* EXERCISE DETAILS
Omit all images. Transcribe the rest of the material below exactly.

─── INPUT MATERIAL

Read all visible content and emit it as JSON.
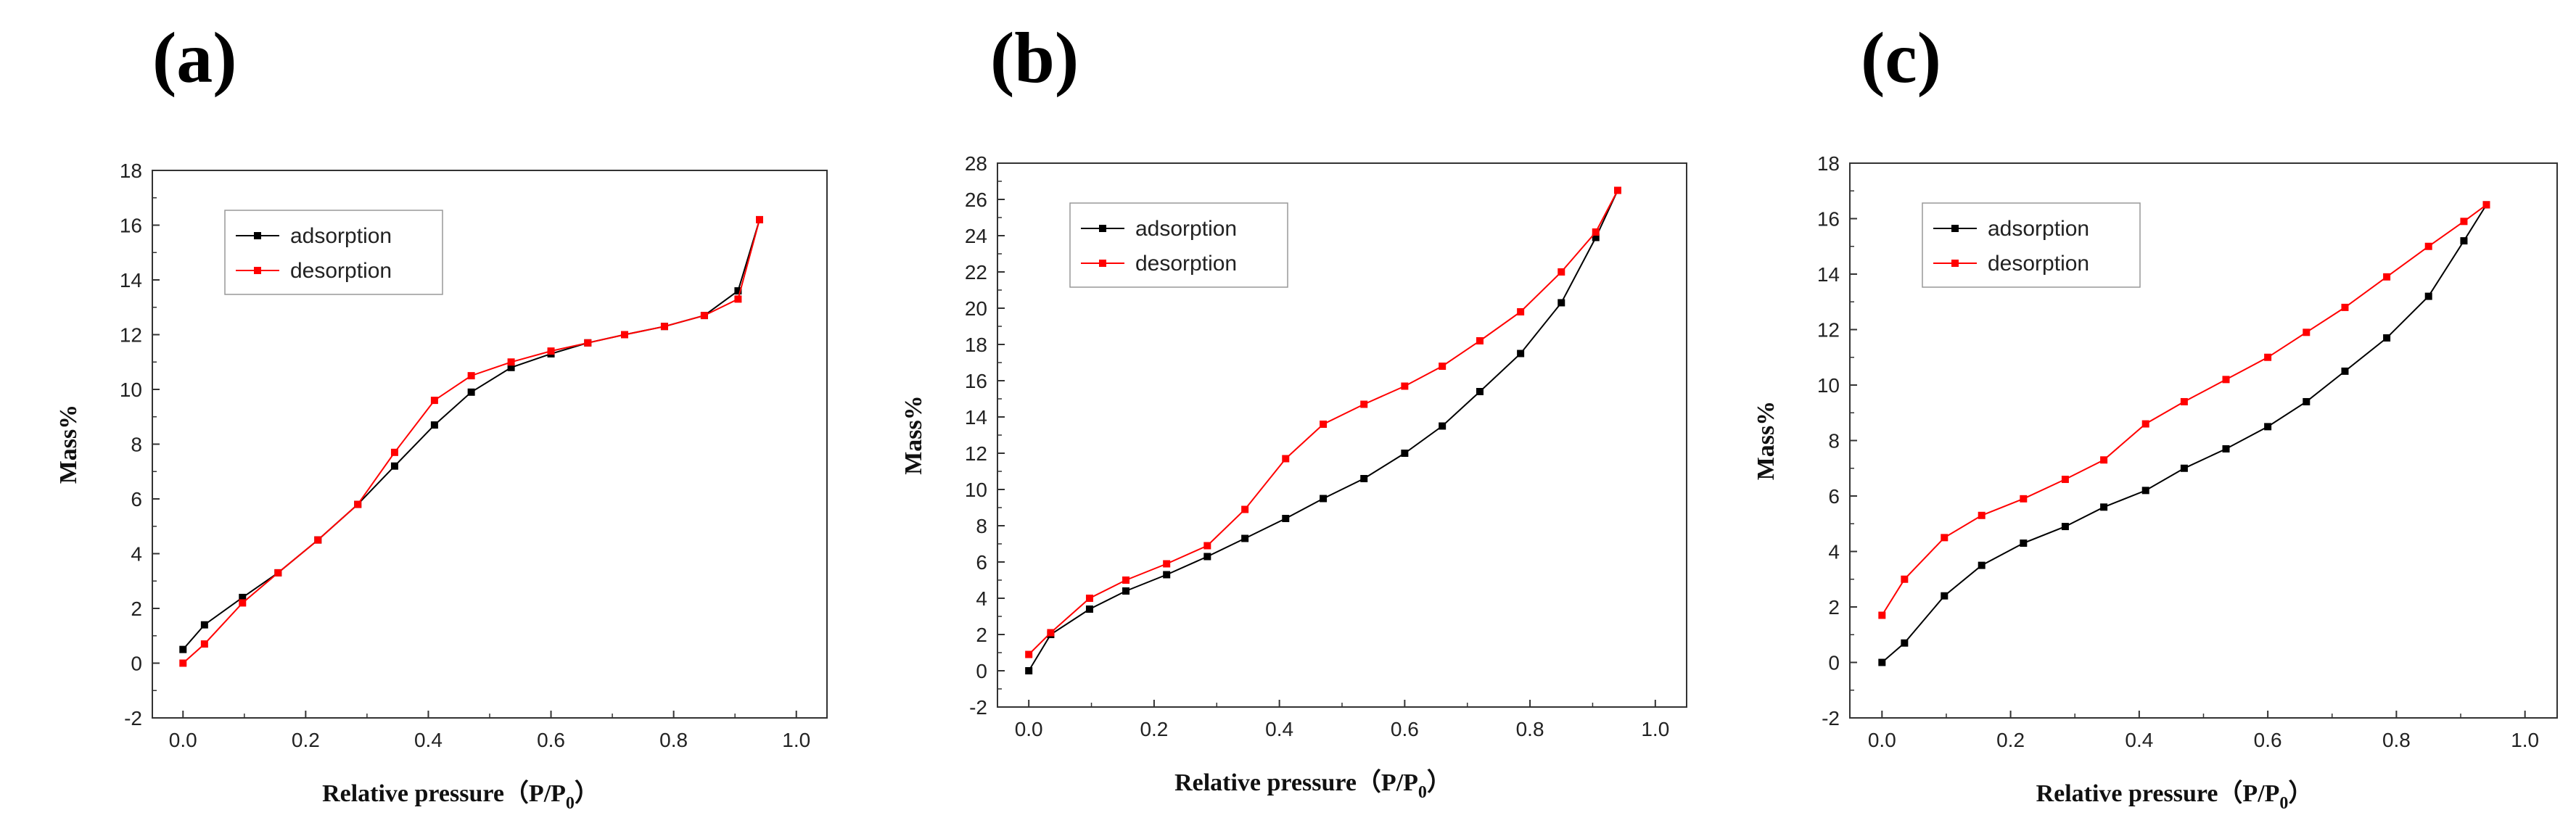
{
  "panels": [
    {
      "label": "(a)"
    },
    {
      "label": "(b)"
    },
    {
      "label": "(c)"
    }
  ],
  "chart_data": [
    {
      "type": "line",
      "title": "",
      "xlabel": "Relative pressure（P/P0）",
      "ylabel": "Mass%",
      "xlim": [
        -0.05,
        1.05
      ],
      "ylim": [
        -2,
        18
      ],
      "xticks": [
        0.0,
        0.2,
        0.4,
        0.6,
        0.8,
        1.0
      ],
      "yticks": [
        -2,
        0,
        2,
        4,
        6,
        8,
        10,
        12,
        14,
        16,
        18
      ],
      "legend": "top-left",
      "series": [
        {
          "name": "adsorption",
          "color": "#000000",
          "x": [
            0.0,
            0.035,
            0.097,
            0.155,
            0.22,
            0.285,
            0.345,
            0.41,
            0.47,
            0.535,
            0.6,
            0.66,
            0.72,
            0.785,
            0.85,
            0.905,
            0.94
          ],
          "y": [
            0.5,
            1.4,
            2.4,
            3.3,
            4.5,
            5.8,
            7.2,
            8.7,
            9.9,
            10.8,
            11.3,
            11.7,
            12.0,
            12.3,
            12.7,
            13.6,
            16.2
          ]
        },
        {
          "name": "desorption",
          "color": "#ff0000",
          "x": [
            0.0,
            0.035,
            0.097,
            0.155,
            0.22,
            0.285,
            0.345,
            0.41,
            0.47,
            0.535,
            0.6,
            0.66,
            0.72,
            0.785,
            0.85,
            0.905,
            0.94
          ],
          "y": [
            0.0,
            0.7,
            2.2,
            3.3,
            4.5,
            5.8,
            7.7,
            9.6,
            10.5,
            11.0,
            11.4,
            11.7,
            12.0,
            12.3,
            12.7,
            13.3,
            16.2
          ]
        }
      ]
    },
    {
      "type": "line",
      "title": "",
      "xlabel": "Relative pressure（P/P0）",
      "ylabel": "Mass%",
      "xlim": [
        -0.05,
        1.05
      ],
      "ylim": [
        -2,
        28
      ],
      "xticks": [
        0.0,
        0.2,
        0.4,
        0.6,
        0.8,
        1.0
      ],
      "yticks": [
        -2,
        0,
        2,
        4,
        6,
        8,
        10,
        12,
        14,
        16,
        18,
        20,
        22,
        24,
        26,
        28
      ],
      "legend": "top-left",
      "series": [
        {
          "name": "adsorption",
          "color": "#000000",
          "x": [
            0.0,
            0.035,
            0.097,
            0.155,
            0.22,
            0.285,
            0.345,
            0.41,
            0.47,
            0.535,
            0.6,
            0.66,
            0.72,
            0.785,
            0.85,
            0.905,
            0.94
          ],
          "y": [
            0.0,
            2.0,
            3.4,
            4.4,
            5.3,
            6.3,
            7.3,
            8.4,
            9.5,
            10.6,
            12.0,
            13.5,
            15.4,
            17.5,
            20.3,
            23.9,
            26.5
          ]
        },
        {
          "name": "desorption",
          "color": "#ff0000",
          "x": [
            0.0,
            0.035,
            0.097,
            0.155,
            0.22,
            0.285,
            0.345,
            0.41,
            0.47,
            0.535,
            0.6,
            0.66,
            0.72,
            0.785,
            0.85,
            0.905,
            0.94
          ],
          "y": [
            0.9,
            2.1,
            4.0,
            5.0,
            5.9,
            6.9,
            8.9,
            11.7,
            13.6,
            14.7,
            15.7,
            16.8,
            18.2,
            19.8,
            22.0,
            24.2,
            26.5
          ]
        }
      ]
    },
    {
      "type": "line",
      "title": "",
      "xlabel": "Relative pressure（P/P0）",
      "ylabel": "Mass%",
      "xlim": [
        -0.05,
        1.05
      ],
      "ylim": [
        -2,
        18
      ],
      "xticks": [
        0.0,
        0.2,
        0.4,
        0.6,
        0.8,
        1.0
      ],
      "yticks": [
        -2,
        0,
        2,
        4,
        6,
        8,
        10,
        12,
        14,
        16,
        18
      ],
      "legend": "top-left",
      "series": [
        {
          "name": "adsorption",
          "color": "#000000",
          "x": [
            0.0,
            0.035,
            0.097,
            0.155,
            0.22,
            0.285,
            0.345,
            0.41,
            0.47,
            0.535,
            0.6,
            0.66,
            0.72,
            0.785,
            0.85,
            0.905,
            0.94
          ],
          "y": [
            0.0,
            0.7,
            2.4,
            3.5,
            4.3,
            4.9,
            5.6,
            6.2,
            7.0,
            7.7,
            8.5,
            9.4,
            10.5,
            11.7,
            13.2,
            15.2,
            16.5
          ]
        },
        {
          "name": "desorption",
          "color": "#ff0000",
          "x": [
            0.0,
            0.035,
            0.097,
            0.155,
            0.22,
            0.285,
            0.345,
            0.41,
            0.47,
            0.535,
            0.6,
            0.66,
            0.72,
            0.785,
            0.85,
            0.905,
            0.94
          ],
          "y": [
            1.7,
            3.0,
            4.5,
            5.3,
            5.9,
            6.6,
            7.3,
            8.6,
            9.4,
            10.2,
            11.0,
            11.9,
            12.8,
            13.9,
            15.0,
            15.9,
            16.5
          ]
        }
      ]
    }
  ]
}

──────

* RESPONSE TO THE EXERCISE
Read all visible content and emit it as JSON.
{
  "panels": [
    {
      "label": "(a)"
    },
    {
      "label": "(b)"
    },
    {
      "label": "(c)"
    }
  ],
  "chart_data": [
    {
      "type": "line",
      "title": "",
      "xlabel": "Relative pressure（P/P0）",
      "ylabel": "Mass%",
      "xlim": [
        -0.05,
        1.05
      ],
      "ylim": [
        -2,
        18
      ],
      "xticks": [
        0.0,
        0.2,
        0.4,
        0.6,
        0.8,
        1.0
      ],
      "yticks": [
        -2,
        0,
        2,
        4,
        6,
        8,
        10,
        12,
        14,
        16,
        18
      ],
      "legend": "top-left",
      "series": [
        {
          "name": "adsorption",
          "color": "#000000",
          "x": [
            0.0,
            0.035,
            0.097,
            0.155,
            0.22,
            0.285,
            0.345,
            0.41,
            0.47,
            0.535,
            0.6,
            0.66,
            0.72,
            0.785,
            0.85,
            0.905,
            0.94
          ],
          "y": [
            0.5,
            1.4,
            2.4,
            3.3,
            4.5,
            5.8,
            7.2,
            8.7,
            9.9,
            10.8,
            11.3,
            11.7,
            12.0,
            12.3,
            12.7,
            13.6,
            16.2
          ]
        },
        {
          "name": "desorption",
          "color": "#ff0000",
          "x": [
            0.0,
            0.035,
            0.097,
            0.155,
            0.22,
            0.285,
            0.345,
            0.41,
            0.47,
            0.535,
            0.6,
            0.66,
            0.72,
            0.785,
            0.85,
            0.905,
            0.94
          ],
          "y": [
            0.0,
            0.7,
            2.2,
            3.3,
            4.5,
            5.8,
            7.7,
            9.6,
            10.5,
            11.0,
            11.4,
            11.7,
            12.0,
            12.3,
            12.7,
            13.3,
            16.2
          ]
        }
      ]
    },
    {
      "type": "line",
      "title": "",
      "xlabel": "Relative pressure（P/P0）",
      "ylabel": "Mass%",
      "xlim": [
        -0.05,
        1.05
      ],
      "ylim": [
        -2,
        28
      ],
      "xticks": [
        0.0,
        0.2,
        0.4,
        0.6,
        0.8,
        1.0
      ],
      "yticks": [
        -2,
        0,
        2,
        4,
        6,
        8,
        10,
        12,
        14,
        16,
        18,
        20,
        22,
        24,
        26,
        28
      ],
      "legend": "top-left",
      "series": [
        {
          "name": "adsorption",
          "color": "#000000",
          "x": [
            0.0,
            0.035,
            0.097,
            0.155,
            0.22,
            0.285,
            0.345,
            0.41,
            0.47,
            0.535,
            0.6,
            0.66,
            0.72,
            0.785,
            0.85,
            0.905,
            0.94
          ],
          "y": [
            0.0,
            2.0,
            3.4,
            4.4,
            5.3,
            6.3,
            7.3,
            8.4,
            9.5,
            10.6,
            12.0,
            13.5,
            15.4,
            17.5,
            20.3,
            23.9,
            26.5
          ]
        },
        {
          "name": "desorption",
          "color": "#ff0000",
          "x": [
            0.0,
            0.035,
            0.097,
            0.155,
            0.22,
            0.285,
            0.345,
            0.41,
            0.47,
            0.535,
            0.6,
            0.66,
            0.72,
            0.785,
            0.85,
            0.905,
            0.94
          ],
          "y": [
            0.9,
            2.1,
            4.0,
            5.0,
            5.9,
            6.9,
            8.9,
            11.7,
            13.6,
            14.7,
            15.7,
            16.8,
            18.2,
            19.8,
            22.0,
            24.2,
            26.5
          ]
        }
      ]
    },
    {
      "type": "line",
      "title": "",
      "xlabel": "Relative pressure（P/P0）",
      "ylabel": "Mass%",
      "xlim": [
        -0.05,
        1.05
      ],
      "ylim": [
        -2,
        18
      ],
      "xticks": [
        0.0,
        0.2,
        0.4,
        0.6,
        0.8,
        1.0
      ],
      "yticks": [
        -2,
        0,
        2,
        4,
        6,
        8,
        10,
        12,
        14,
        16,
        18
      ],
      "legend": "top-left",
      "series": [
        {
          "name": "adsorption",
          "color": "#000000",
          "x": [
            0.0,
            0.035,
            0.097,
            0.155,
            0.22,
            0.285,
            0.345,
            0.41,
            0.47,
            0.535,
            0.6,
            0.66,
            0.72,
            0.785,
            0.85,
            0.905,
            0.94
          ],
          "y": [
            0.0,
            0.7,
            2.4,
            3.5,
            4.3,
            4.9,
            5.6,
            6.2,
            7.0,
            7.7,
            8.5,
            9.4,
            10.5,
            11.7,
            13.2,
            15.2,
            16.5
          ]
        },
        {
          "name": "desorption",
          "color": "#ff0000",
          "x": [
            0.0,
            0.035,
            0.097,
            0.155,
            0.22,
            0.285,
            0.345,
            0.41,
            0.47,
            0.535,
            0.6,
            0.66,
            0.72,
            0.785,
            0.85,
            0.905,
            0.94
          ],
          "y": [
            1.7,
            3.0,
            4.5,
            5.3,
            5.9,
            6.6,
            7.3,
            8.6,
            9.4,
            10.2,
            11.0,
            11.9,
            12.8,
            13.9,
            15.0,
            15.9,
            16.5
          ]
        }
      ]
    }
  ]
}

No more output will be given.